__RECORDS SHOWN__

==========

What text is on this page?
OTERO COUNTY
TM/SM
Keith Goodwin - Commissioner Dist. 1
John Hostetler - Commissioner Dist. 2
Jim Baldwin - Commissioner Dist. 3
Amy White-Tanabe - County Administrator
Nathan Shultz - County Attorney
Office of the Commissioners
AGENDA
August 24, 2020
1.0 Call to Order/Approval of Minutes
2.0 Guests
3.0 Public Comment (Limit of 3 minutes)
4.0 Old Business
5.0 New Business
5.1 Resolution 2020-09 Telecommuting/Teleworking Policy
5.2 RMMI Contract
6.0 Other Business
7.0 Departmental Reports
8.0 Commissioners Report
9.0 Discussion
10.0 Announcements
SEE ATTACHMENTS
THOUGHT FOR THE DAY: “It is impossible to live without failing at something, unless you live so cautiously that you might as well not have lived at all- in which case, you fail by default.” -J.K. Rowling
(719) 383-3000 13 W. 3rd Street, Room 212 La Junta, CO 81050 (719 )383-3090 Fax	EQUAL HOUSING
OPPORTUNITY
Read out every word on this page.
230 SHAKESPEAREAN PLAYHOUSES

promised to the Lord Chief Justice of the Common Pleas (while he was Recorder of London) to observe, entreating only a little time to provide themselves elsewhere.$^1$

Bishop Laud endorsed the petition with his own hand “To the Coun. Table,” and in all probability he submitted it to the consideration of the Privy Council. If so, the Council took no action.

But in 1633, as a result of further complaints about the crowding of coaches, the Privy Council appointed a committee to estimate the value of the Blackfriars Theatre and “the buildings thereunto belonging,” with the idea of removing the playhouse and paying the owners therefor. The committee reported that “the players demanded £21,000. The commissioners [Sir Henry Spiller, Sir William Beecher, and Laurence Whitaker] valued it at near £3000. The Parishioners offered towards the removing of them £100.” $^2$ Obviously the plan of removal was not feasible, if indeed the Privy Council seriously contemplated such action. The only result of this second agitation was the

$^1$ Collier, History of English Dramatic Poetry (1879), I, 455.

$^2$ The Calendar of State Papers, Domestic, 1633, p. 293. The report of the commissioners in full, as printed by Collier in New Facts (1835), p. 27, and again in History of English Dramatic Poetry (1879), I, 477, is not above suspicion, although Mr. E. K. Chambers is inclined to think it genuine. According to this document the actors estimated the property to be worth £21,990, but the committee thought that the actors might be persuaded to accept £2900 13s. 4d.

==========

__EXERCISE AIM__
Repeat each entry word for word.

__REPLY__
What text is on this page?
OTERO COUNTY
TM/SM
Keith Goodwin - Commissioner Dist. 1
John Hostetler - Commissioner Dist. 2
Jim Baldwin - Commissioner Dist. 3
Amy White-Tanabe - County Administrator
Nathan Shultz - County Attorney
Office of the Commissioners
AGENDA
August 24, 2020
1.0 Call to Order/Approval of Minutes
2.0 Guests
3.0 Public Comment (Limit of 3 minutes)
4.0 Old Business
5.0 New Business
5.1 Resolution 2020-09 Telecommuting/Teleworking Policy
5.2 RMMI Contract
6.0 Other Business
7.0 Departmental Reports
8.0 Commissioners Report
9.0 Discussion
10.0 Announcements
SEE ATTACHMENTS
THOUGHT FOR THE DAY: “It is impossible to live without failing at something, unless you live so cautiously that you might as well not have lived at all- in which case, you fail by default.” -J.K. Rowling
(719) 383-3000 13 W. 3rd Street, Room 212 La Junta, CO 81050 (719 )383-3090 Fax	EQUAL HOUSING
OPPORTUNITY
Read out every word on this page.
230 SHAKESPEAREAN PLAYHOUSES

promised to the Lord Chief Justice of the Common Pleas (while he was Recorder of London) to observe, entreating only a little time to provide themselves elsewhere.$^1$

Bishop Laud endorsed the petition with his own hand “To the Coun. Table,” and in all probability he submitted it to the consideration of the Privy Council. If so, the Council took no action.

But in 1633, as a result of further complaints about the crowding of coaches, the Privy Council appointed a committee to estimate the value of the Blackfriars Theatre and “the buildings thereunto belonging,” with the idea of removing the playhouse and paying the owners therefor. The committee reported that “the players demanded £21,000. The commissioners [Sir Henry Spiller, Sir William Beecher, and Laurence Whitaker] valued it at near £3000. The Parishioners offered towards the removing of them £100.” $^2$ Obviously the plan of removal was not feasible, if indeed the Privy Council seriously contemplated such action. The only result of this second agitation was the

$^1$ Collier, History of English Dramatic Poetry (1879), I, 455.

$^2$ The Calendar of State Papers, Domestic, 1633, p. 293. The report of the commissioners in full, as printed by Collier in New Facts (1835), p. 27, and again in History of English Dramatic Poetry (1879), I, 477, is not above suspicion, although Mr. E. K. Chambers is inclined to think it genuine. According to this document the actors estimated the property to be worth £21,990, but the committee thought that the actors might be persuaded to accept £2900 13s. 4d.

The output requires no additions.